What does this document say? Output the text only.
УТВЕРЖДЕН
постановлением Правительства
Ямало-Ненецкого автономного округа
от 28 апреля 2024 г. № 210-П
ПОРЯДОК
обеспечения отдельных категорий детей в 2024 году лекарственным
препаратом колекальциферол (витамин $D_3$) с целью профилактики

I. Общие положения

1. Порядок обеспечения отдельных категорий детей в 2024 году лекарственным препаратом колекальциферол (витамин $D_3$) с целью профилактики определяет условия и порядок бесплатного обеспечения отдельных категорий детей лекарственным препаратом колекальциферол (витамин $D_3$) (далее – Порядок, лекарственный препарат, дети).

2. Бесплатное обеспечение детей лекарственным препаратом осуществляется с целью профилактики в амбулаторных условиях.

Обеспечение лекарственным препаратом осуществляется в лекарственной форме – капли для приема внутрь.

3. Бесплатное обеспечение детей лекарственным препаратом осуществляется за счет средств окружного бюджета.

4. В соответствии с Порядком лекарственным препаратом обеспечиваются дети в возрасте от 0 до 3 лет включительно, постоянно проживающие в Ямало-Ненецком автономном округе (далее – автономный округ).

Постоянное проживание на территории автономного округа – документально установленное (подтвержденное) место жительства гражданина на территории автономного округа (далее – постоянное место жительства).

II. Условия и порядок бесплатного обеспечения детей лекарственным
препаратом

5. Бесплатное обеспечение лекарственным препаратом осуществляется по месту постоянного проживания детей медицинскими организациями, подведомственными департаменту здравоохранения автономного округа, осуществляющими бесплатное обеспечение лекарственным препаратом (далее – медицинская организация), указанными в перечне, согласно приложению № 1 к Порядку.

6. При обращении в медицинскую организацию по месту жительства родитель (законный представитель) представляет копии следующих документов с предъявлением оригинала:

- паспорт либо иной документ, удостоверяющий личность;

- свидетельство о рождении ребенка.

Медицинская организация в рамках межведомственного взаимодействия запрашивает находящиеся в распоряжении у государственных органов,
━━━━
Given task: Reproduce each entry above exactly, keeping every word.

Output for this exercise:
What does this document say? Output the text only.
УТВЕРЖДЕН
постановлением Правительства
Ямало-Ненецкого автономного округа
от 28 апреля 2024 г. № 210-П
ПОРЯДОК
обеспечения отдельных категорий детей в 2024 году лекарственным
препаратом колекальциферол (витамин $D_3$) с целью профилактики

I. Общие положения

1. Порядок обеспечения отдельных категорий детей в 2024 году лекарственным препаратом колекальциферол (витамин $D_3$) с целью профилактики определяет условия и порядок бесплатного обеспечения отдельных категорий детей лекарственным препаратом колекальциферол (витамин $D_3$) (далее – Порядок, лекарственный препарат, дети).

2. Бесплатное обеспечение детей лекарственным препаратом осуществляется с целью профилактики в амбулаторных условиях.

Обеспечение лекарственным препаратом осуществляется в лекарственной форме – капли для приема внутрь.

3. Бесплатное обеспечение детей лекарственным препаратом осуществляется за счет средств окружного бюджета.

4. В соответствии с Порядком лекарственным препаратом обеспечиваются дети в возрасте от 0 до 3 лет включительно, постоянно проживающие в Ямало-Ненецком автономном округе (далее – автономный округ).

Постоянное проживание на территории автономного округа – документально установленное (подтвержденное) место жительства гражданина на территории автономного округа (далее – постоянное место жительства).

II. Условия и порядок бесплатного обеспечения детей лекарственным
препаратом

5. Бесплатное обеспечение лекарственным препаратом осуществляется по месту постоянного проживания детей медицинскими организациями, подведомственными департаменту здравоохранения автономного округа, осуществляющими бесплатное обеспечение лекарственным препаратом (далее – медицинская организация), указанными в перечне, согласно приложению № 1 к Порядку.

6. При обращении в медицинскую организацию по месту жительства родитель (законный представитель) представляет копии следующих документов с предъявлением оригинала:

- паспорт либо иной документ, удостоверяющий личность;

- свидетельство о рождении ребенка.

Медицинская организация в рамках межведомственного взаимодействия запрашивает находящиеся в распоряжении у государственных органов,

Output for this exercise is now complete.